**SHORT EXERCISE**: Look through the data and write out every line with the word "will" in it.

Dataset records:
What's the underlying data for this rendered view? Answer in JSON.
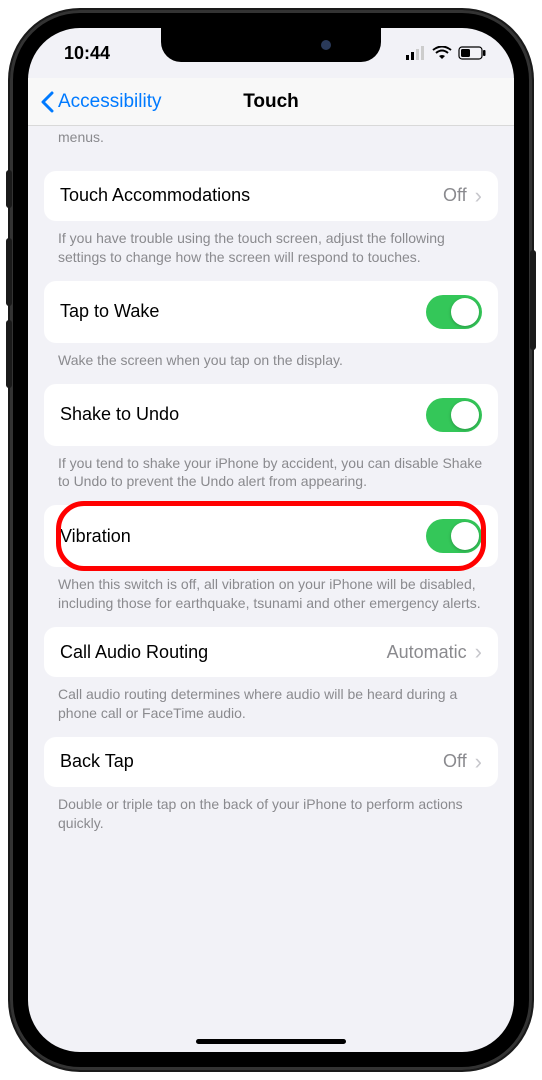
{
  "status": {
    "time": "10:44"
  },
  "nav": {
    "back_label": "Accessibility",
    "title": "Touch"
  },
  "partial_footer_top": "menus.",
  "touch_accommodations": {
    "label": "Touch Accommodations",
    "value": "Off",
    "footer": "If you have trouble using the touch screen, adjust the following settings to change how the screen will respond to touches."
  },
  "tap_to_wake": {
    "label": "Tap to Wake",
    "footer": "Wake the screen when you tap on the display."
  },
  "shake_to_undo": {
    "label": "Shake to Undo",
    "footer": "If you tend to shake your iPhone by accident, you can disable Shake to Undo to prevent the Undo alert from appearing."
  },
  "vibration": {
    "label": "Vibration",
    "footer": "When this switch is off, all vibration on your iPhone will be disabled, including those for earthquake, tsunami and other emergency alerts."
  },
  "call_audio_routing": {
    "label": "Call Audio Routing",
    "value": "Automatic",
    "footer": "Call audio routing determines where audio will be heard during a phone call or FaceTime audio."
  },
  "back_tap": {
    "label": "Back Tap",
    "value": "Off",
    "footer": "Double or triple tap on the back of your iPhone to perform actions quickly."
  }
}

**FINAL RESULT**:
    "footer": "If you have trouble using the touch screen, adjust the following settings to change how the screen will respond to touches."
    "footer": "When this switch is off, all vibration on your iPhone will be disabled, including those for earthquake, tsunami and other emergency alerts."
    "footer": "Call audio routing determines where audio will be heard during a phone call or FaceTime audio."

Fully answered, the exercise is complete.